> **Your instructions**:
Leave out the pictures and repeat the data exactly.

- - - -

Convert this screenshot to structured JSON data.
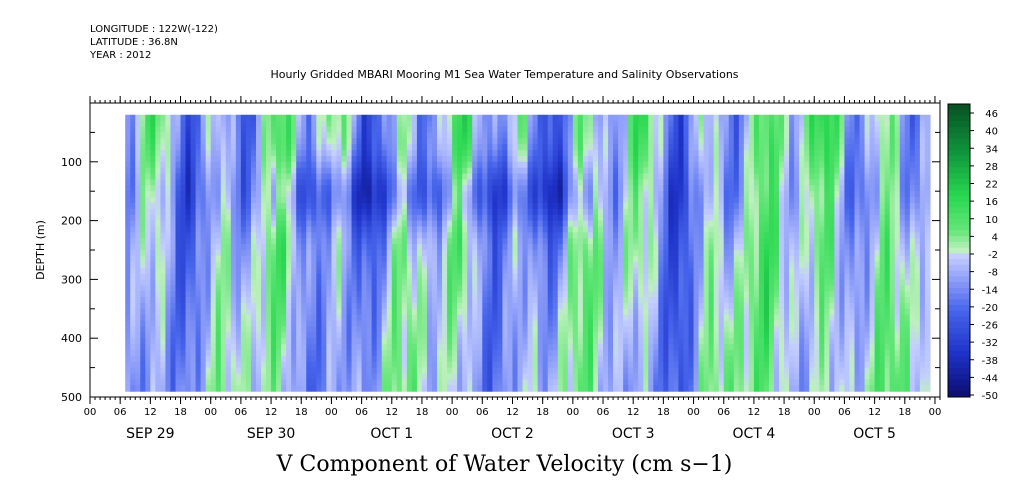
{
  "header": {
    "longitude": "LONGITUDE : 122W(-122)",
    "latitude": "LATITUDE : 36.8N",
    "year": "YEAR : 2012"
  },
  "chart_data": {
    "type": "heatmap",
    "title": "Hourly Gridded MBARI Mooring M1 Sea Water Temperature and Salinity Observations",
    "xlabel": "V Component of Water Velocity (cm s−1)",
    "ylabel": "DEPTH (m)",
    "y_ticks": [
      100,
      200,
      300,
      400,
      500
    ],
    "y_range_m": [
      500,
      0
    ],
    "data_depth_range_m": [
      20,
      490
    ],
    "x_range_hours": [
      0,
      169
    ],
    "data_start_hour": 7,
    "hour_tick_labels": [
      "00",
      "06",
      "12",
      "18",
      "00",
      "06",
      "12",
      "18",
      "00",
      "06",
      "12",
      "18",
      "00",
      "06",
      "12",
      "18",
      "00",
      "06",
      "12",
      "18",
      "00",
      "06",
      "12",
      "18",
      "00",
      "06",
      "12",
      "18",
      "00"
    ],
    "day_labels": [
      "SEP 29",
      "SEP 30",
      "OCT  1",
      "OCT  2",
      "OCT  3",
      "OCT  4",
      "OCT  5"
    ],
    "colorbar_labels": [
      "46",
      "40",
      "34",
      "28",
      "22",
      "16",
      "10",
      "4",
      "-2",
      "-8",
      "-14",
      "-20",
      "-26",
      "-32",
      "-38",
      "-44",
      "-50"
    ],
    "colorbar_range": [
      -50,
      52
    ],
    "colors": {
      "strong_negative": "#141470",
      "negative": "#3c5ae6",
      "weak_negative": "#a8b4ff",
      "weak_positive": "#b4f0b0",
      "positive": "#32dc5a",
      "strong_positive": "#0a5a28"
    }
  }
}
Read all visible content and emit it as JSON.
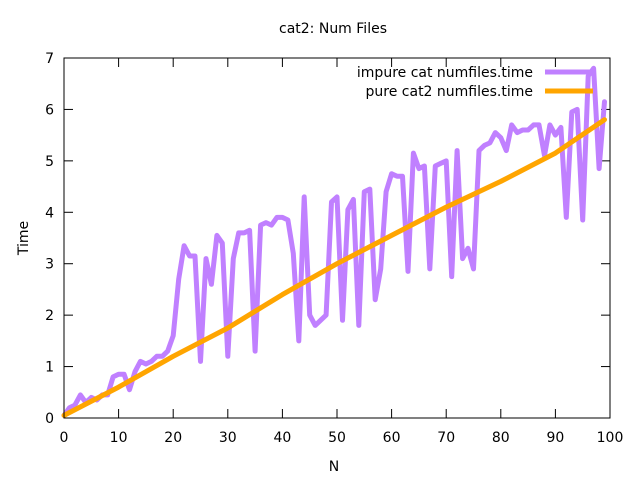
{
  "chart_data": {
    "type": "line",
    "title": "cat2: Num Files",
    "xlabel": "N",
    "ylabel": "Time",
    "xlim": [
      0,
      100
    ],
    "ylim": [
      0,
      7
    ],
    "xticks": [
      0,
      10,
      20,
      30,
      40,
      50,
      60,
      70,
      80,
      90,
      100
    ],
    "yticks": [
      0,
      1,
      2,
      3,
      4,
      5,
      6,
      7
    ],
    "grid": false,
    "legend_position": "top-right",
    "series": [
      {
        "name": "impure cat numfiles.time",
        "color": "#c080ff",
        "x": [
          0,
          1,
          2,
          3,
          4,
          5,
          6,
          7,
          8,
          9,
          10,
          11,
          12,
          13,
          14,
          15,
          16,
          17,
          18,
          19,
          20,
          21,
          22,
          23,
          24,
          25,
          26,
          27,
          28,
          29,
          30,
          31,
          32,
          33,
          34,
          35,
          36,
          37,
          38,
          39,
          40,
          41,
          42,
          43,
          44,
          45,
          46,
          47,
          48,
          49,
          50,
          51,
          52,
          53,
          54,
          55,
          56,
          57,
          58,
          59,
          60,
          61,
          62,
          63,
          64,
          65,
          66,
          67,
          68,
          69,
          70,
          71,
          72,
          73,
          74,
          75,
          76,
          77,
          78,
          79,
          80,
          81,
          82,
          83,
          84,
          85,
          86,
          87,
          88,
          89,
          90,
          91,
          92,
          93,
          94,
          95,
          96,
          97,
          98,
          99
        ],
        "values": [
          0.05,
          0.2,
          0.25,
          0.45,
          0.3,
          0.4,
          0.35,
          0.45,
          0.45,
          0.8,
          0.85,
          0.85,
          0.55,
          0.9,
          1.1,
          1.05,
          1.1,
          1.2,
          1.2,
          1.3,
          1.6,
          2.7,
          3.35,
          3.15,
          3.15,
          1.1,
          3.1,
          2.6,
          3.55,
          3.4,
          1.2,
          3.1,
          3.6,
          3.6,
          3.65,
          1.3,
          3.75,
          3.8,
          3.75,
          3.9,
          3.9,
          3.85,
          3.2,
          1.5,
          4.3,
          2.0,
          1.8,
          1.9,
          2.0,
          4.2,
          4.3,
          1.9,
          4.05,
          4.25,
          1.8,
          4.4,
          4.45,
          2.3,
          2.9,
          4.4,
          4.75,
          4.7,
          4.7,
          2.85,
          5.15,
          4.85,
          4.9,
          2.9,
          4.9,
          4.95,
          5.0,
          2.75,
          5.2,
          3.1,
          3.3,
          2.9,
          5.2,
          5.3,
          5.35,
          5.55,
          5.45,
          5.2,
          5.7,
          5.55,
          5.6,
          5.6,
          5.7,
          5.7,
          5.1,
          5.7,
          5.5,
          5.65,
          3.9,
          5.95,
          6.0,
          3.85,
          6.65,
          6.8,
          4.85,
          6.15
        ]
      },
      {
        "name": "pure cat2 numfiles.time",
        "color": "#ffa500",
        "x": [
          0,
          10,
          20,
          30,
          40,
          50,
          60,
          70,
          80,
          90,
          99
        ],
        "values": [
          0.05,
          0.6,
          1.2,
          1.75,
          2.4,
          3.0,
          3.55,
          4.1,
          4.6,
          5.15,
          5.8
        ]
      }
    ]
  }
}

- - - -

> **Written answer**:
Convert this screenshot to structured JSON data.
{
  "header": {
    "longitude": "LONGITUDE : 122W(-122)",
    "latitude": "LATITUDE : 36.8N",
    "year": "YEAR : 2012"
  },
  "chart_data": {
    "type": "heatmap",
    "title": "Hourly Gridded MBARI Mooring M1 Sea Water Temperature and Salinity Observations",
    "xlabel": "V Component of Water Velocity (cm s−1)",
    "ylabel": "DEPTH (m)",
    "y_ticks": [
      100,
      200,
      300,
      400,
      500
    ],
    "y_range_m": [
      500,
      0
    ],
    "data_depth_range_m": [
      20,
      490
    ],
    "x_range_hours": [
      0,
      169
    ],
    "data_start_hour": 7,
    "hour_tick_labels": [
      "00",
      "06",
      "12",
      "18",
      "00",
      "06",
      "12",
      "18",
      "00",
      "06",
      "12",
      "18",
      "00",
      "06",
      "12",
      "18",
      "00",
      "06",
      "12",
      "18",
      "00",
      "06",
      "12",
      "18",
      "00",
      "06",
      "12",
      "18",
      "00"
    ],
    "day_labels": [
      "SEP 29",
      "SEP 30",
      "OCT  1",
      "OCT  2",
      "OCT  3",
      "OCT  4",
      "OCT  5"
    ],
    "colorbar_labels": [
      "46",
      "40",
      "34",
      "28",
      "22",
      "16",
      "10",
      "4",
      "-2",
      "-8",
      "-14",
      "-20",
      "-26",
      "-32",
      "-38",
      "-44",
      "-50"
    ],
    "colorbar_range": [
      -50,
      52
    ],
    "colors": {
      "strong_negative": "#141470",
      "negative": "#3c5ae6",
      "weak_negative": "#a8b4ff",
      "weak_positive": "#b4f0b0",
      "positive": "#32dc5a",
      "strong_positive": "#0a5a28"
    }
  }
}
Read all visible content and emit it as JSON.
{
  "chart_data": {
    "type": "line",
    "title": "cat2: Num Files",
    "xlabel": "N",
    "ylabel": "Time",
    "xlim": [
      0,
      100
    ],
    "ylim": [
      0,
      7
    ],
    "xticks": [
      0,
      10,
      20,
      30,
      40,
      50,
      60,
      70,
      80,
      90,
      100
    ],
    "yticks": [
      0,
      1,
      2,
      3,
      4,
      5,
      6,
      7
    ],
    "grid": false,
    "legend_position": "top-right",
    "series": [
      {
        "name": "impure cat numfiles.time",
        "color": "#c080ff",
        "x": [
          0,
          1,
          2,
          3,
          4,
          5,
          6,
          7,
          8,
          9,
          10,
          11,
          12,
          13,
          14,
          15,
          16,
          17,
          18,
          19,
          20,
          21,
          22,
          23,
          24,
          25,
          26,
          27,
          28,
          29,
          30,
          31,
          32,
          33,
          34,
          35,
          36,
          37,
          38,
          39,
          40,
          41,
          42,
          43,
          44,
          45,
          46,
          47,
          48,
          49,
          50,
          51,
          52,
          53,
          54,
          55,
          56,
          57,
          58,
          59,
          60,
          61,
          62,
          63,
          64,
          65,
          66,
          67,
          68,
          69,
          70,
          71,
          72,
          73,
          74,
          75,
          76,
          77,
          78,
          79,
          80,
          81,
          82,
          83,
          84,
          85,
          86,
          87,
          88,
          89,
          90,
          91,
          92,
          93,
          94,
          95,
          96,
          97,
          98,
          99
        ],
        "values": [
          0.05,
          0.2,
          0.25,
          0.45,
          0.3,
          0.4,
          0.35,
          0.45,
          0.45,
          0.8,
          0.85,
          0.85,
          0.55,
          0.9,
          1.1,
          1.05,
          1.1,
          1.2,
          1.2,
          1.3,
          1.6,
          2.7,
          3.35,
          3.15,
          3.15,
          1.1,
          3.1,
          2.6,
          3.55,
          3.4,
          1.2,
          3.1,
          3.6,
          3.6,
          3.65,
          1.3,
          3.75,
          3.8,
          3.75,
          3.9,
          3.9,
          3.85,
          3.2,
          1.5,
          4.3,
          2.0,
          1.8,
          1.9,
          2.0,
          4.2,
          4.3,
          1.9,
          4.05,
          4.25,
          1.8,
          4.4,
          4.45,
          2.3,
          2.9,
          4.4,
          4.75,
          4.7,
          4.7,
          2.85,
          5.15,
          4.85,
          4.9,
          2.9,
          4.9,
          4.95,
          5.0,
          2.75,
          5.2,
          3.1,
          3.3,
          2.9,
          5.2,
          5.3,
          5.35,
          5.55,
          5.45,
          5.2,
          5.7,
          5.55,
          5.6,
          5.6,
          5.7,
          5.7,
          5.1,
          5.7,
          5.5,
          5.65,
          3.9,
          5.95,
          6.0,
          3.85,
          6.65,
          6.8,
          4.85,
          6.15
        ]
      },
      {
        "name": "pure cat2 numfiles.time",
        "color": "#ffa500",
        "x": [
          0,
          10,
          20,
          30,
          40,
          50,
          60,
          70,
          80,
          90,
          99
        ],
        "values": [
          0.05,
          0.6,
          1.2,
          1.75,
          2.4,
          3.0,
          3.55,
          4.1,
          4.6,
          5.15,
          5.8
        ]
      }
    ]
  }
}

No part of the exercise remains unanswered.